*Directions*
Extract the full listing verbatim and drop any pictures from your copy.

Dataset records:
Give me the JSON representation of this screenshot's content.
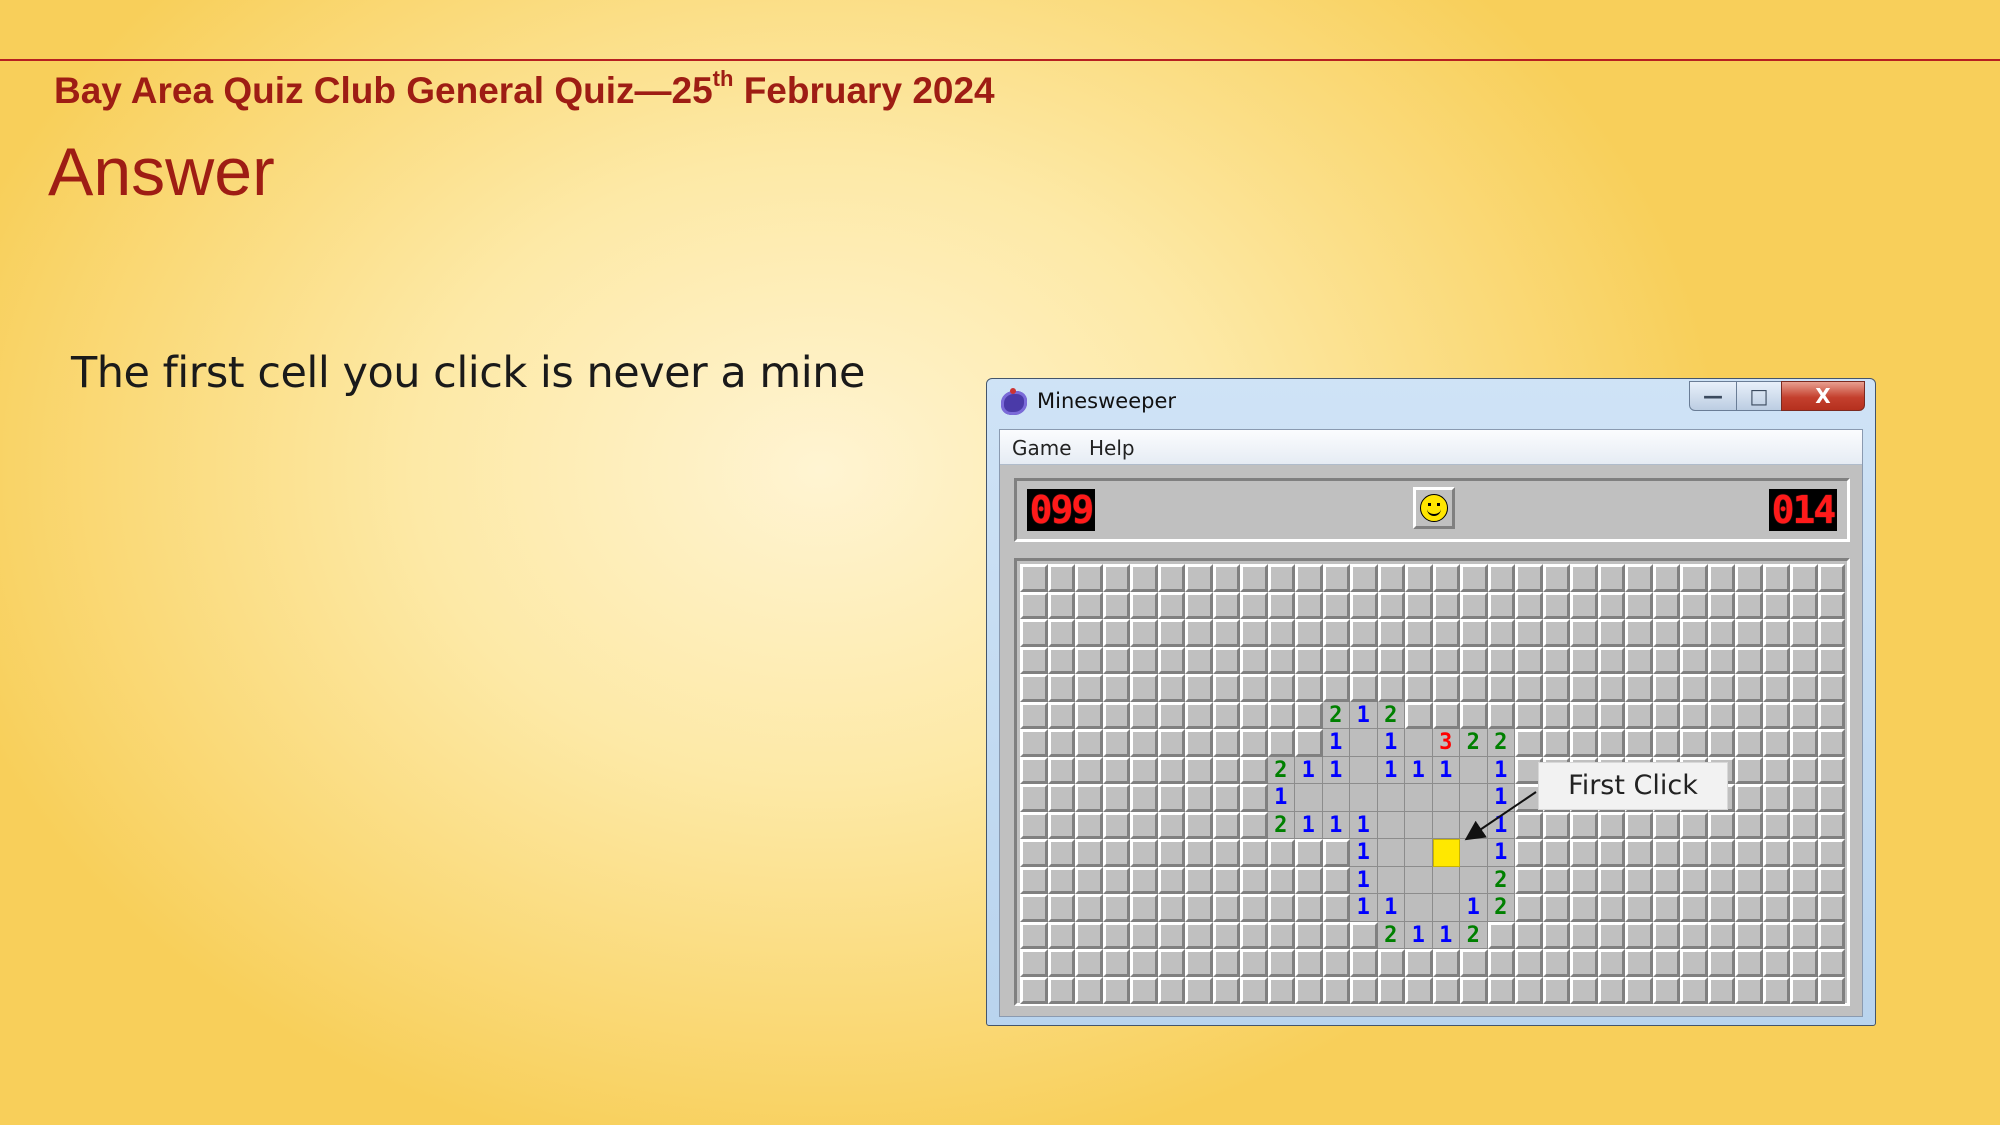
{
  "slide": {
    "header_pre": "Bay Area Quiz Club General Quiz—25",
    "header_sup": "th",
    "header_post": " February 2024",
    "title": "Answer",
    "statement": "The first cell you click is never a mine"
  },
  "window": {
    "title": "Minesweeper",
    "menu": [
      "Game",
      "Help"
    ],
    "mine_counter": "099",
    "timer": "014",
    "controls": {
      "minimize": "—",
      "maximize": "□",
      "close": "X"
    }
  },
  "board": {
    "cols": 30,
    "rows": 16,
    "opened_cells": [
      [
        5,
        11,
        "2"
      ],
      [
        5,
        12,
        "1"
      ],
      [
        5,
        13,
        "2"
      ],
      [
        6,
        11,
        "1"
      ],
      [
        6,
        12,
        ""
      ],
      [
        6,
        13,
        "1"
      ],
      [
        6,
        14,
        ""
      ],
      [
        6,
        15,
        "3"
      ],
      [
        6,
        16,
        "2"
      ],
      [
        6,
        17,
        "2"
      ],
      [
        7,
        9,
        "2"
      ],
      [
        7,
        10,
        "1"
      ],
      [
        7,
        11,
        "1"
      ],
      [
        7,
        12,
        ""
      ],
      [
        7,
        13,
        "1"
      ],
      [
        7,
        14,
        "1"
      ],
      [
        7,
        15,
        "1"
      ],
      [
        7,
        16,
        ""
      ],
      [
        7,
        17,
        "1"
      ],
      [
        8,
        9,
        "1"
      ],
      [
        8,
        10,
        ""
      ],
      [
        8,
        11,
        ""
      ],
      [
        8,
        12,
        ""
      ],
      [
        8,
        13,
        ""
      ],
      [
        8,
        14,
        ""
      ],
      [
        8,
        15,
        ""
      ],
      [
        8,
        16,
        ""
      ],
      [
        8,
        17,
        "1"
      ],
      [
        9,
        9,
        "2"
      ],
      [
        9,
        10,
        "1"
      ],
      [
        9,
        11,
        "1"
      ],
      [
        9,
        12,
        "1"
      ],
      [
        9,
        13,
        ""
      ],
      [
        9,
        14,
        ""
      ],
      [
        9,
        15,
        ""
      ],
      [
        9,
        16,
        ""
      ],
      [
        9,
        17,
        "1"
      ],
      [
        10,
        12,
        "1"
      ],
      [
        10,
        13,
        ""
      ],
      [
        10,
        14,
        ""
      ],
      [
        10,
        15,
        "Y"
      ],
      [
        10,
        16,
        ""
      ],
      [
        10,
        17,
        "1"
      ],
      [
        11,
        12,
        "1"
      ],
      [
        11,
        13,
        ""
      ],
      [
        11,
        14,
        ""
      ],
      [
        11,
        15,
        ""
      ],
      [
        11,
        16,
        ""
      ],
      [
        11,
        17,
        "2"
      ],
      [
        12,
        12,
        "1"
      ],
      [
        12,
        13,
        "1"
      ],
      [
        12,
        14,
        ""
      ],
      [
        12,
        15,
        ""
      ],
      [
        12,
        16,
        "1"
      ],
      [
        12,
        17,
        "2"
      ],
      [
        13,
        13,
        "2"
      ],
      [
        13,
        14,
        "1"
      ],
      [
        13,
        15,
        "1"
      ],
      [
        13,
        16,
        "2"
      ]
    ],
    "first_click_cell": [
      10,
      15
    ]
  },
  "annotation": {
    "label": "First Click"
  },
  "colors": {
    "header_red": "#9e1d14",
    "number_1": "#0000ff",
    "number_2": "#008000",
    "number_3": "#ff0000",
    "first_click": "#ffe800"
  }
}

*Correct output*
Give me the JSON representation of this screenshot's content.
{
  "slide": {
    "header_pre": "Bay Area Quiz Club General Quiz—25",
    "header_sup": "th",
    "header_post": " February 2024",
    "title": "Answer",
    "statement": "The first cell you click is never a mine"
  },
  "window": {
    "title": "Minesweeper",
    "menu": [
      "Game",
      "Help"
    ],
    "mine_counter": "099",
    "timer": "014",
    "controls": {
      "minimize": "—",
      "maximize": "□",
      "close": "X"
    }
  },
  "board": {
    "cols": 30,
    "rows": 16,
    "opened_cells": [
      [
        5,
        11,
        "2"
      ],
      [
        5,
        12,
        "1"
      ],
      [
        5,
        13,
        "2"
      ],
      [
        6,
        11,
        "1"
      ],
      [
        6,
        12,
        ""
      ],
      [
        6,
        13,
        "1"
      ],
      [
        6,
        14,
        ""
      ],
      [
        6,
        15,
        "3"
      ],
      [
        6,
        16,
        "2"
      ],
      [
        6,
        17,
        "2"
      ],
      [
        7,
        9,
        "2"
      ],
      [
        7,
        10,
        "1"
      ],
      [
        7,
        11,
        "1"
      ],
      [
        7,
        12,
        ""
      ],
      [
        7,
        13,
        "1"
      ],
      [
        7,
        14,
        "1"
      ],
      [
        7,
        15,
        "1"
      ],
      [
        7,
        16,
        ""
      ],
      [
        7,
        17,
        "1"
      ],
      [
        8,
        9,
        "1"
      ],
      [
        8,
        10,
        ""
      ],
      [
        8,
        11,
        ""
      ],
      [
        8,
        12,
        ""
      ],
      [
        8,
        13,
        ""
      ],
      [
        8,
        14,
        ""
      ],
      [
        8,
        15,
        ""
      ],
      [
        8,
        16,
        ""
      ],
      [
        8,
        17,
        "1"
      ],
      [
        9,
        9,
        "2"
      ],
      [
        9,
        10,
        "1"
      ],
      [
        9,
        11,
        "1"
      ],
      [
        9,
        12,
        "1"
      ],
      [
        9,
        13,
        ""
      ],
      [
        9,
        14,
        ""
      ],
      [
        9,
        15,
        ""
      ],
      [
        9,
        16,
        ""
      ],
      [
        9,
        17,
        "1"
      ],
      [
        10,
        12,
        "1"
      ],
      [
        10,
        13,
        ""
      ],
      [
        10,
        14,
        ""
      ],
      [
        10,
        15,
        "Y"
      ],
      [
        10,
        16,
        ""
      ],
      [
        10,
        17,
        "1"
      ],
      [
        11,
        12,
        "1"
      ],
      [
        11,
        13,
        ""
      ],
      [
        11,
        14,
        ""
      ],
      [
        11,
        15,
        ""
      ],
      [
        11,
        16,
        ""
      ],
      [
        11,
        17,
        "2"
      ],
      [
        12,
        12,
        "1"
      ],
      [
        12,
        13,
        "1"
      ],
      [
        12,
        14,
        ""
      ],
      [
        12,
        15,
        ""
      ],
      [
        12,
        16,
        "1"
      ],
      [
        12,
        17,
        "2"
      ],
      [
        13,
        13,
        "2"
      ],
      [
        13,
        14,
        "1"
      ],
      [
        13,
        15,
        "1"
      ],
      [
        13,
        16,
        "2"
      ]
    ],
    "first_click_cell": [
      10,
      15
    ]
  },
  "annotation": {
    "label": "First Click"
  },
  "colors": {
    "header_red": "#9e1d14",
    "number_1": "#0000ff",
    "number_2": "#008000",
    "number_3": "#ff0000",
    "first_click": "#ffe800"
  }
}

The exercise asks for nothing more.